* Prompt
Go through the entries one line at a time, and gather every line that has the word "this".

[Rows from a dataset]
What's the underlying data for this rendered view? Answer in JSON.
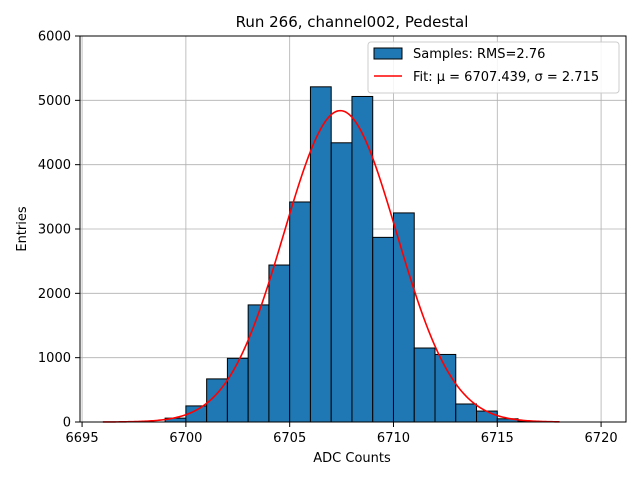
{
  "chart_data": {
    "type": "bar",
    "title": "Run 266, channel002, Pedestal",
    "xlabel": "ADC Counts",
    "ylabel": "Entries",
    "xlim": [
      6694.9,
      6721.2
    ],
    "ylim": [
      0,
      6000
    ],
    "xticks": [
      6695,
      6700,
      6705,
      6710,
      6715,
      6720
    ],
    "yticks": [
      0,
      1000,
      2000,
      3000,
      4000,
      5000,
      6000
    ],
    "grid": true,
    "legend_placement": "top-right",
    "bin_width": 1,
    "bins": {
      "edges_start": [
        6699,
        6700,
        6701,
        6702,
        6703,
        6704,
        6705,
        6706,
        6707,
        6708,
        6709,
        6710,
        6711,
        6712,
        6713,
        6714,
        6715,
        6716
      ],
      "values": [
        60,
        250,
        670,
        990,
        1820,
        2440,
        3420,
        5210,
        4340,
        5060,
        2870,
        3250,
        1150,
        1050,
        280,
        170,
        50,
        15
      ]
    },
    "series": [
      {
        "name": "Samples: RMS=2.76",
        "kind": "histogram",
        "color": "#1f77b4",
        "edgecolor": "#000000"
      },
      {
        "name": "Fit: μ = 6707.439, σ = 2.715",
        "kind": "gaussian-fit",
        "color": "#ff0000",
        "mu": 6707.439,
        "sigma": 2.715,
        "amplitude": 4840,
        "x_range": [
          6696,
          6718
        ]
      }
    ]
  }
}
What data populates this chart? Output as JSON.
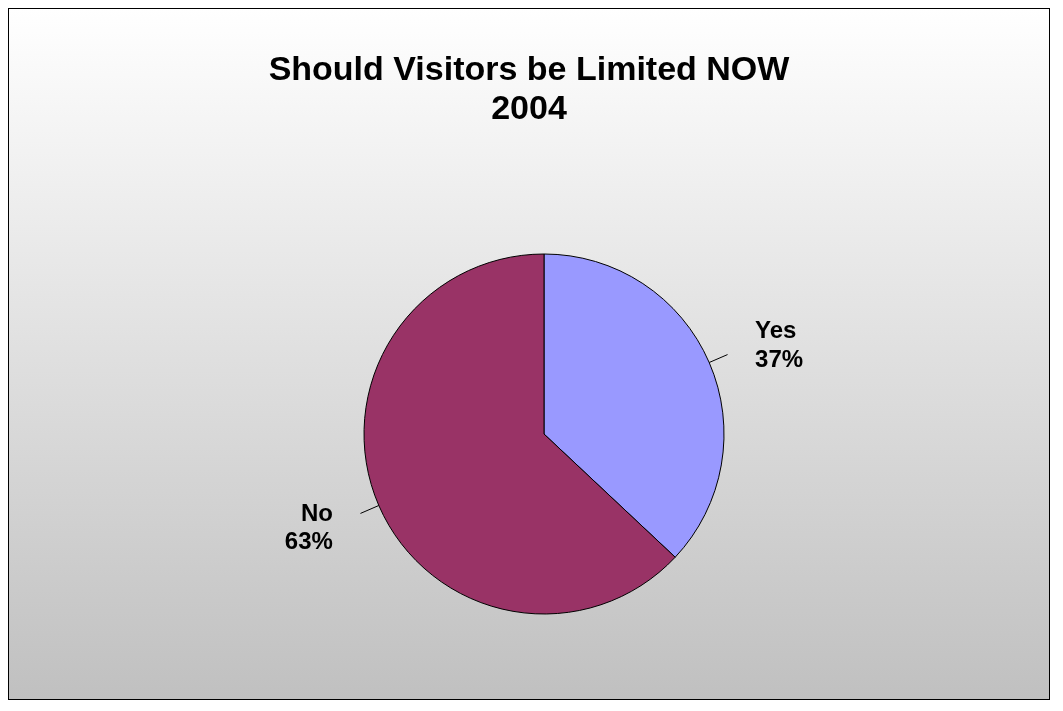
{
  "chart_data": {
    "type": "pie",
    "title": "Should Visitors be Limited NOW\n2004",
    "categories": [
      "Yes",
      "No"
    ],
    "values": [
      37,
      63
    ],
    "colors": [
      "#9999ff",
      "#993366"
    ],
    "value_labels": [
      "37%",
      "63%"
    ],
    "legend": false
  }
}
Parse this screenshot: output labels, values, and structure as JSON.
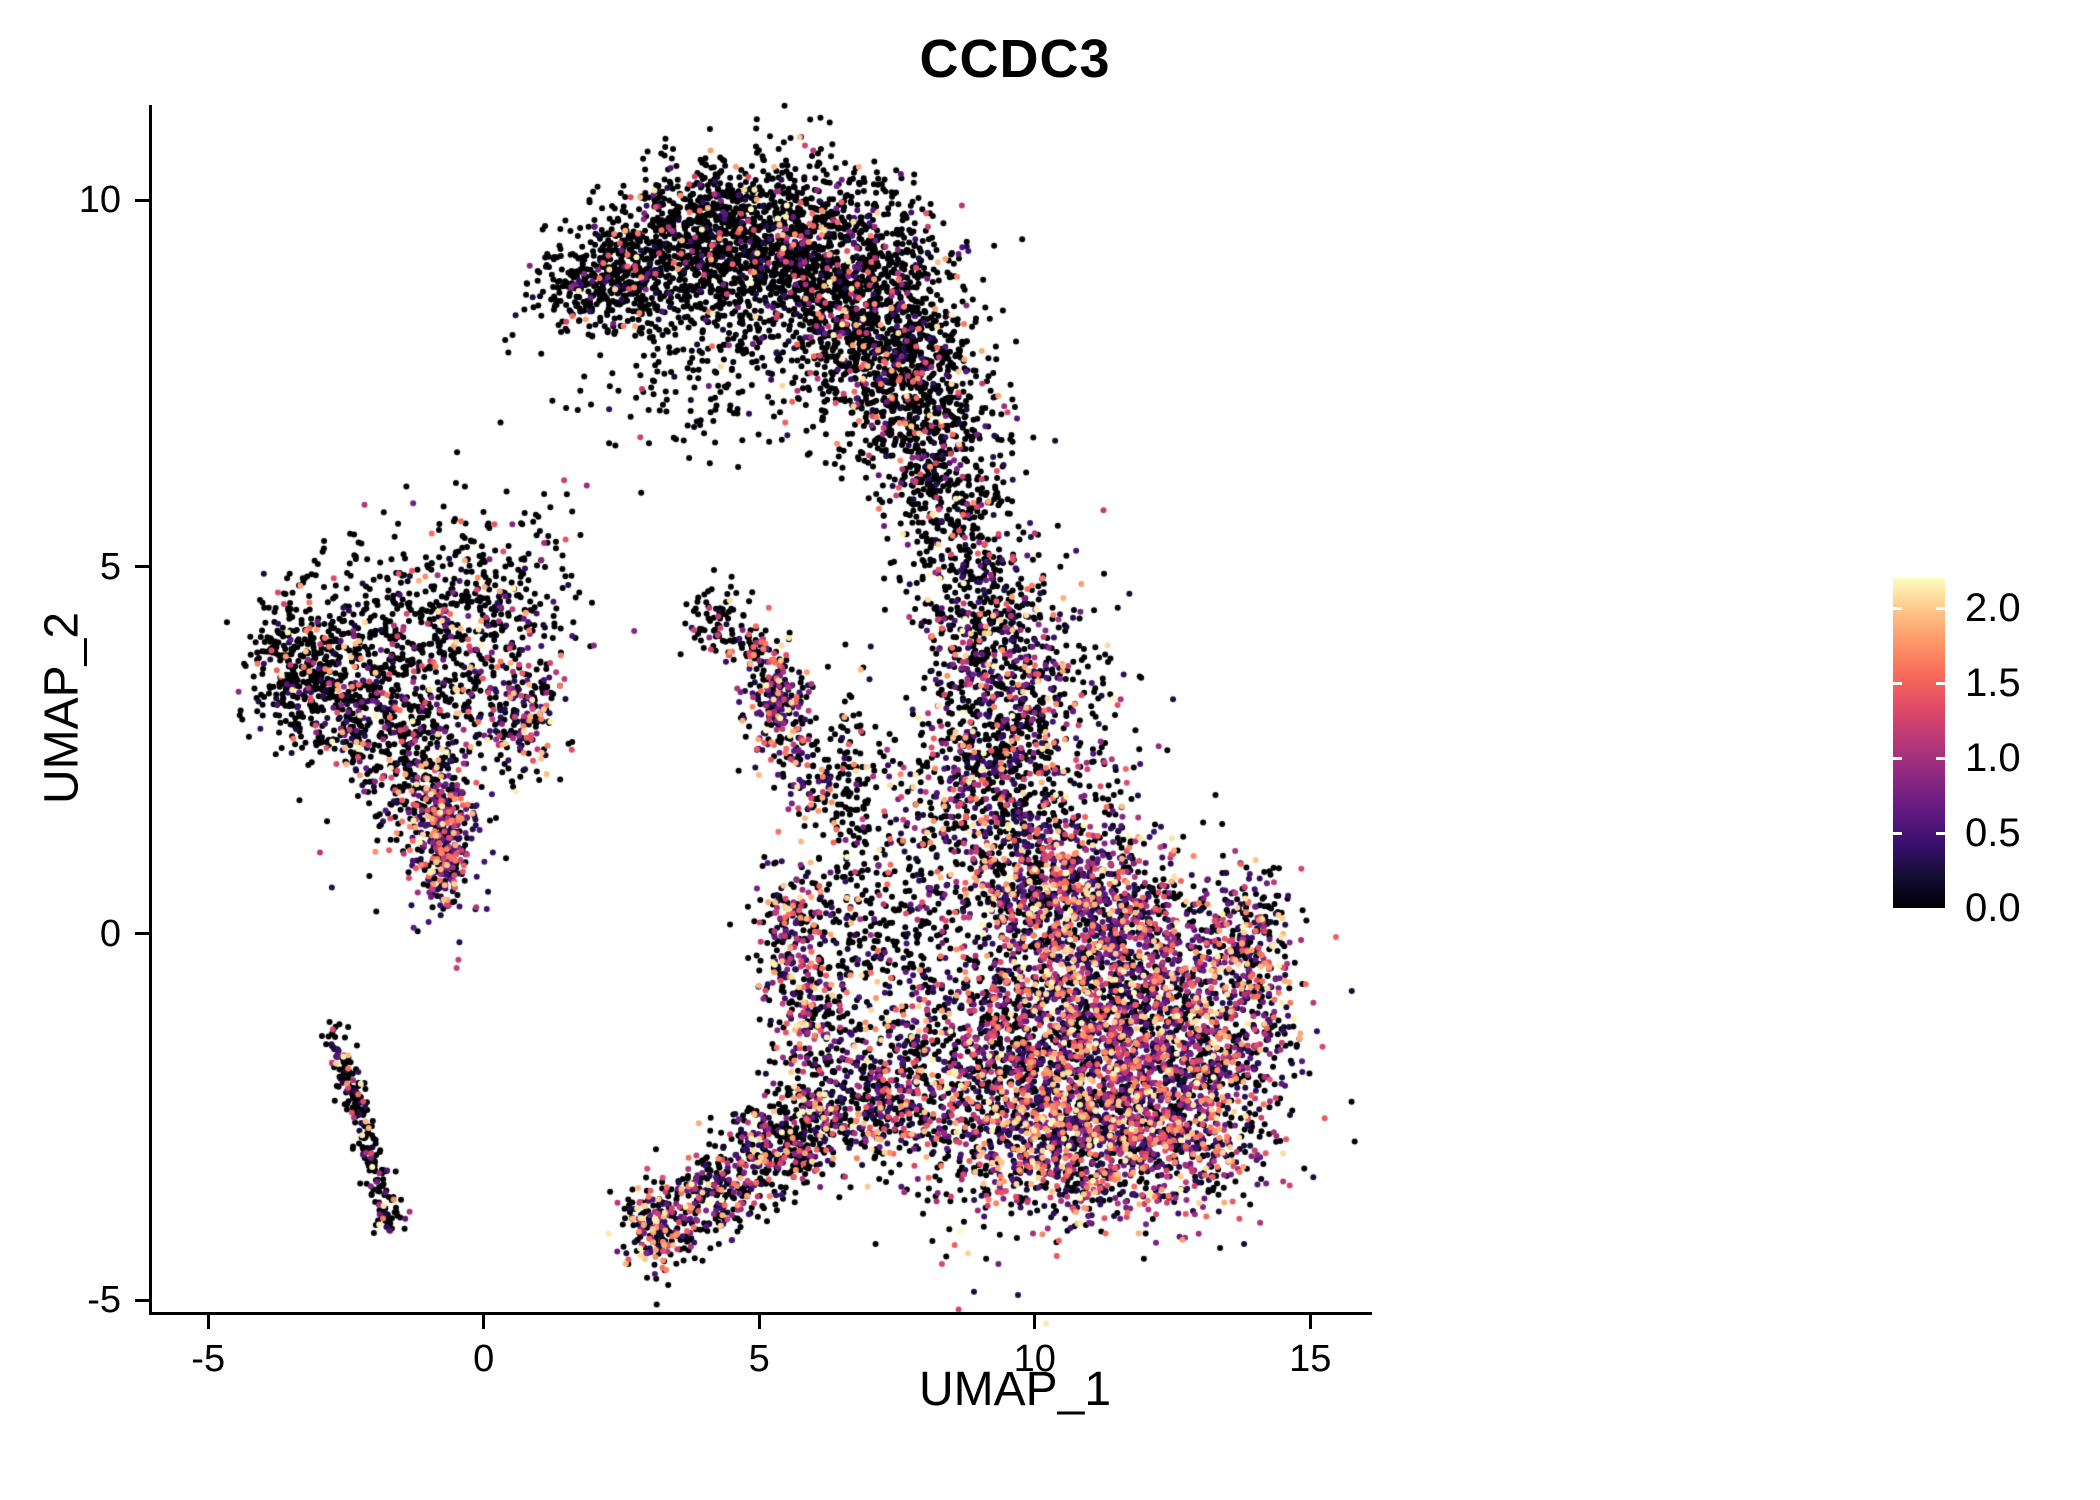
{
  "title": "CCDC3",
  "chart_data": {
    "type": "scatter",
    "title": "CCDC3",
    "xlabel": "UMAP_1",
    "ylabel": "UMAP_2",
    "xlim": [
      -6.02,
      16.12
    ],
    "ylim": [
      -5.16,
      11.3
    ],
    "grid": false,
    "legend_position": "right",
    "x_ticks": [
      {
        "value": -5,
        "label": "-5"
      },
      {
        "value": 0,
        "label": "0"
      },
      {
        "value": 5,
        "label": "5"
      },
      {
        "value": 10,
        "label": "10"
      },
      {
        "value": 15,
        "label": "15"
      }
    ],
    "y_ticks": [
      {
        "value": 10,
        "label": "10"
      },
      {
        "value": 5,
        "label": "5"
      },
      {
        "value": 0,
        "label": "0"
      },
      {
        "value": -5,
        "label": "-5"
      }
    ],
    "colorbar": {
      "ticks": [
        {
          "value": 2.0,
          "label": "2.0"
        },
        {
          "value": 1.5,
          "label": "1.5"
        },
        {
          "value": 1.0,
          "label": "1.0"
        },
        {
          "value": 0.5,
          "label": "0.5"
        },
        {
          "value": 0.0,
          "label": "0.0"
        }
      ]
    },
    "colormap": {
      "name": "magma",
      "vmax": 2.2,
      "stops": [
        {
          "t": 0.0,
          "rgb": [
            0,
            0,
            4
          ]
        },
        {
          "t": 0.1,
          "rgb": [
            20,
            14,
            54
          ]
        },
        {
          "t": 0.2,
          "rgb": [
            59,
            15,
            112
          ]
        },
        {
          "t": 0.3,
          "rgb": [
            100,
            26,
            128
          ]
        },
        {
          "t": 0.4,
          "rgb": [
            140,
            41,
            129
          ]
        },
        {
          "t": 0.5,
          "rgb": [
            183,
            55,
            121
          ]
        },
        {
          "t": 0.6,
          "rgb": [
            222,
            73,
            104
          ]
        },
        {
          "t": 0.7,
          "rgb": [
            247,
            104,
            91
          ]
        },
        {
          "t": 0.8,
          "rgb": [
            254,
            148,
            103
          ]
        },
        {
          "t": 0.9,
          "rgb": [
            254,
            196,
            136
          ]
        },
        {
          "t": 1.0,
          "rgb": [
            252,
            253,
            191
          ]
        }
      ]
    },
    "point_radius": 3.0,
    "seed": 42,
    "clusters": [
      {
        "name": "arc-left-tip",
        "shape": "gauss",
        "cx": 1.5,
        "cy": 8.8,
        "sx": 0.5,
        "sy": 0.4,
        "n": 70,
        "p0": 0.85
      },
      {
        "name": "arc-1",
        "shape": "gauss",
        "cx": 2.1,
        "cy": 8.85,
        "sx": 0.45,
        "sy": 0.3,
        "n": 220,
        "p0": 0.88
      },
      {
        "name": "arc-2",
        "shape": "gauss",
        "cx": 3.0,
        "cy": 9.2,
        "sx": 0.6,
        "sy": 0.45,
        "n": 350,
        "p0": 0.87
      },
      {
        "name": "arc-3",
        "shape": "gauss",
        "cx": 4.2,
        "cy": 9.6,
        "sx": 0.8,
        "sy": 0.5,
        "n": 550,
        "p0": 0.86
      },
      {
        "name": "arc-4",
        "shape": "gauss",
        "cx": 5.5,
        "cy": 9.4,
        "sx": 0.8,
        "sy": 0.6,
        "n": 650,
        "p0": 0.85
      },
      {
        "name": "arc-5",
        "shape": "gauss",
        "cx": 6.6,
        "cy": 8.8,
        "sx": 0.8,
        "sy": 0.7,
        "n": 700,
        "p0": 0.84
      },
      {
        "name": "arc-6",
        "shape": "gauss",
        "cx": 7.5,
        "cy": 7.9,
        "sx": 0.7,
        "sy": 0.8,
        "n": 650,
        "p0": 0.82
      },
      {
        "name": "arc-7",
        "shape": "gauss",
        "cx": 8.2,
        "cy": 6.8,
        "sx": 0.55,
        "sy": 0.9,
        "n": 500,
        "p0": 0.8
      },
      {
        "name": "arc-interior",
        "shape": "gauss",
        "cx": 5.3,
        "cy": 8.2,
        "sx": 1.5,
        "sy": 0.9,
        "n": 300,
        "p0": 0.88
      },
      {
        "name": "arc-under-sparse",
        "shape": "gauss",
        "cx": 3.6,
        "cy": 8.0,
        "sx": 0.9,
        "sy": 0.7,
        "n": 120,
        "p0": 0.9
      },
      {
        "name": "neck-top",
        "shape": "gauss",
        "cx": 8.8,
        "cy": 5.2,
        "sx": 0.55,
        "sy": 0.8,
        "n": 300,
        "p0": 0.8
      },
      {
        "name": "neck-mid",
        "shape": "gauss",
        "cx": 9.4,
        "cy": 3.6,
        "sx": 0.75,
        "sy": 0.8,
        "n": 550,
        "p0": 0.62
      },
      {
        "name": "neck-low",
        "shape": "gauss",
        "cx": 9.0,
        "cy": 2.2,
        "sx": 0.7,
        "sy": 0.7,
        "n": 450,
        "p0": 0.55
      },
      {
        "name": "neck-right-sparse",
        "shape": "gauss",
        "cx": 10.6,
        "cy": 2.6,
        "sx": 0.8,
        "sy": 0.8,
        "n": 180,
        "p0": 0.7
      },
      {
        "name": "main-top",
        "shape": "gauss",
        "cx": 10.8,
        "cy": 0.6,
        "sx": 0.9,
        "sy": 0.55,
        "n": 700,
        "p0": 0.4
      },
      {
        "name": "main-upper",
        "shape": "gauss",
        "cx": 11.6,
        "cy": -0.6,
        "sx": 1.2,
        "sy": 0.65,
        "n": 1100,
        "p0": 0.33
      },
      {
        "name": "main-lower",
        "shape": "gauss",
        "cx": 11.4,
        "cy": -1.9,
        "sx": 1.3,
        "sy": 0.65,
        "n": 1100,
        "p0": 0.32
      },
      {
        "name": "main-bottom",
        "shape": "gauss",
        "cx": 10.6,
        "cy": -3.0,
        "sx": 1.0,
        "sy": 0.5,
        "n": 600,
        "p0": 0.35
      },
      {
        "name": "main-bottom-right",
        "shape": "gauss",
        "cx": 12.6,
        "cy": -2.7,
        "sx": 0.9,
        "sy": 0.55,
        "n": 550,
        "p0": 0.32
      },
      {
        "name": "main-right",
        "shape": "gauss",
        "cx": 13.6,
        "cy": -1.2,
        "sx": 0.6,
        "sy": 0.7,
        "n": 350,
        "p0": 0.38
      },
      {
        "name": "main-right-tip",
        "shape": "gauss",
        "cx": 14.0,
        "cy": 0.0,
        "sx": 0.4,
        "sy": 0.5,
        "n": 180,
        "p0": 0.45
      },
      {
        "name": "main-left-edge",
        "shape": "gauss",
        "cx": 9.8,
        "cy": -1.4,
        "sx": 0.6,
        "sy": 0.9,
        "n": 400,
        "p0": 0.5
      },
      {
        "name": "main-left-low",
        "shape": "gauss",
        "cx": 8.9,
        "cy": -2.5,
        "sx": 0.6,
        "sy": 0.8,
        "n": 300,
        "p0": 0.55
      },
      {
        "name": "main-left-top",
        "shape": "gauss",
        "cx": 9.9,
        "cy": 0.9,
        "sx": 0.5,
        "sy": 0.5,
        "n": 250,
        "p0": 0.5
      },
      {
        "name": "left-far",
        "shape": "gauss",
        "cx": -3.4,
        "cy": 3.7,
        "sx": 0.45,
        "sy": 0.45,
        "n": 300,
        "p0": 0.82
      },
      {
        "name": "left-mid",
        "shape": "gauss",
        "cx": -2.5,
        "cy": 3.2,
        "sx": 0.5,
        "sy": 0.5,
        "n": 280,
        "p0": 0.78
      },
      {
        "name": "left-core",
        "shape": "gauss",
        "cx": -1.0,
        "cy": 3.3,
        "sx": 0.8,
        "sy": 0.8,
        "n": 400,
        "p0": 0.78
      },
      {
        "name": "left-top",
        "shape": "gauss",
        "cx": -0.3,
        "cy": 4.5,
        "sx": 0.5,
        "sy": 0.6,
        "n": 200,
        "p0": 0.8
      },
      {
        "name": "left-pink-clump",
        "shape": "gauss",
        "cx": 0.6,
        "cy": 3.0,
        "sx": 0.4,
        "sy": 0.4,
        "n": 180,
        "p0": 0.5
      },
      {
        "name": "left-hot-clump",
        "shape": "gauss",
        "cx": -0.7,
        "cy": 1.3,
        "sx": 0.35,
        "sy": 0.5,
        "n": 320,
        "p0": 0.33
      },
      {
        "name": "left-lower",
        "shape": "gauss",
        "cx": -1.4,
        "cy": 2.3,
        "sx": 0.5,
        "sy": 0.6,
        "n": 220,
        "p0": 0.72
      },
      {
        "name": "left-top-sparse",
        "shape": "gauss",
        "cx": -2.0,
        "cy": 4.5,
        "sx": 0.9,
        "sy": 0.6,
        "n": 150,
        "p0": 0.85
      },
      {
        "name": "left-right-arm",
        "shape": "gauss",
        "cx": 0.9,
        "cy": 4.4,
        "sx": 0.5,
        "sy": 0.8,
        "n": 120,
        "p0": 0.7
      },
      {
        "name": "left-hot-column",
        "shape": "streak",
        "x1": -0.9,
        "y1": 2.0,
        "x2": -0.6,
        "y2": 0.8,
        "s": 0.15,
        "n": 100,
        "p0": 0.4
      },
      {
        "name": "sw-streak",
        "shape": "streak",
        "x1": -2.75,
        "y1": -1.3,
        "x2": -1.8,
        "y2": -3.6,
        "s": 0.12,
        "n": 200,
        "p0": 0.8
      },
      {
        "name": "sw-streak-end",
        "shape": "gauss",
        "cx": -1.75,
        "cy": -3.8,
        "sx": 0.15,
        "sy": 0.15,
        "n": 40,
        "p0": 0.7
      },
      {
        "name": "center-small-1",
        "shape": "gauss",
        "cx": 4.3,
        "cy": 4.3,
        "sx": 0.3,
        "sy": 0.25,
        "n": 90,
        "p0": 0.85
      },
      {
        "name": "center-small-2",
        "shape": "gauss",
        "cx": 5.0,
        "cy": 3.9,
        "sx": 0.2,
        "sy": 0.2,
        "n": 50,
        "p0": 0.8
      },
      {
        "name": "center-hot-clump",
        "shape": "gauss",
        "cx": 5.3,
        "cy": 3.1,
        "sx": 0.28,
        "sy": 0.38,
        "n": 230,
        "p0": 0.38
      },
      {
        "name": "center-small-3",
        "shape": "gauss",
        "cx": 5.9,
        "cy": 2.2,
        "sx": 0.3,
        "sy": 0.35,
        "n": 90,
        "p0": 0.55
      },
      {
        "name": "limb-1",
        "shape": "gauss",
        "cx": 3.2,
        "cy": -4.0,
        "sx": 0.35,
        "sy": 0.3,
        "n": 240,
        "p0": 0.5
      },
      {
        "name": "limb-2",
        "shape": "gauss",
        "cx": 4.2,
        "cy": -3.5,
        "sx": 0.5,
        "sy": 0.3,
        "n": 220,
        "p0": 0.6
      },
      {
        "name": "limb-3",
        "shape": "gauss",
        "cx": 5.3,
        "cy": -2.9,
        "sx": 0.5,
        "sy": 0.35,
        "n": 280,
        "p0": 0.55
      },
      {
        "name": "limb-4",
        "shape": "gauss",
        "cx": 6.3,
        "cy": -2.5,
        "sx": 0.55,
        "sy": 0.4,
        "n": 260,
        "p0": 0.5
      },
      {
        "name": "limb-5",
        "shape": "gauss",
        "cx": 7.3,
        "cy": -2.2,
        "sx": 0.5,
        "sy": 0.5,
        "n": 220,
        "p0": 0.5
      },
      {
        "name": "mid-clump",
        "shape": "gauss",
        "cx": 5.6,
        "cy": -0.1,
        "sx": 0.35,
        "sy": 0.55,
        "n": 260,
        "p0": 0.45
      },
      {
        "name": "mid-low",
        "shape": "gauss",
        "cx": 6.1,
        "cy": -1.2,
        "sx": 0.4,
        "sy": 0.5,
        "n": 180,
        "p0": 0.55
      },
      {
        "name": "mid-column",
        "shape": "gauss",
        "cx": 6.9,
        "cy": 0.3,
        "sx": 0.4,
        "sy": 0.9,
        "n": 150,
        "p0": 0.7
      },
      {
        "name": "mid-upper",
        "shape": "gauss",
        "cx": 6.7,
        "cy": 2.0,
        "sx": 0.3,
        "sy": 0.7,
        "n": 120,
        "p0": 0.8
      },
      {
        "name": "gap-scatter",
        "shape": "gauss",
        "cx": 8.1,
        "cy": 0.5,
        "sx": 0.6,
        "sy": 1.0,
        "n": 220,
        "p0": 0.6
      },
      {
        "name": "gap-scatter-low",
        "shape": "gauss",
        "cx": 7.8,
        "cy": -1.5,
        "sx": 0.5,
        "sy": 0.7,
        "n": 200,
        "p0": 0.5
      }
    ]
  }
}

* Exercise result
What's the underlying data for this rendered view? Answer in JSON.
What data populates this chart? Output as JSON.
Parse this screenshot: output labels, values, and structure as JSON.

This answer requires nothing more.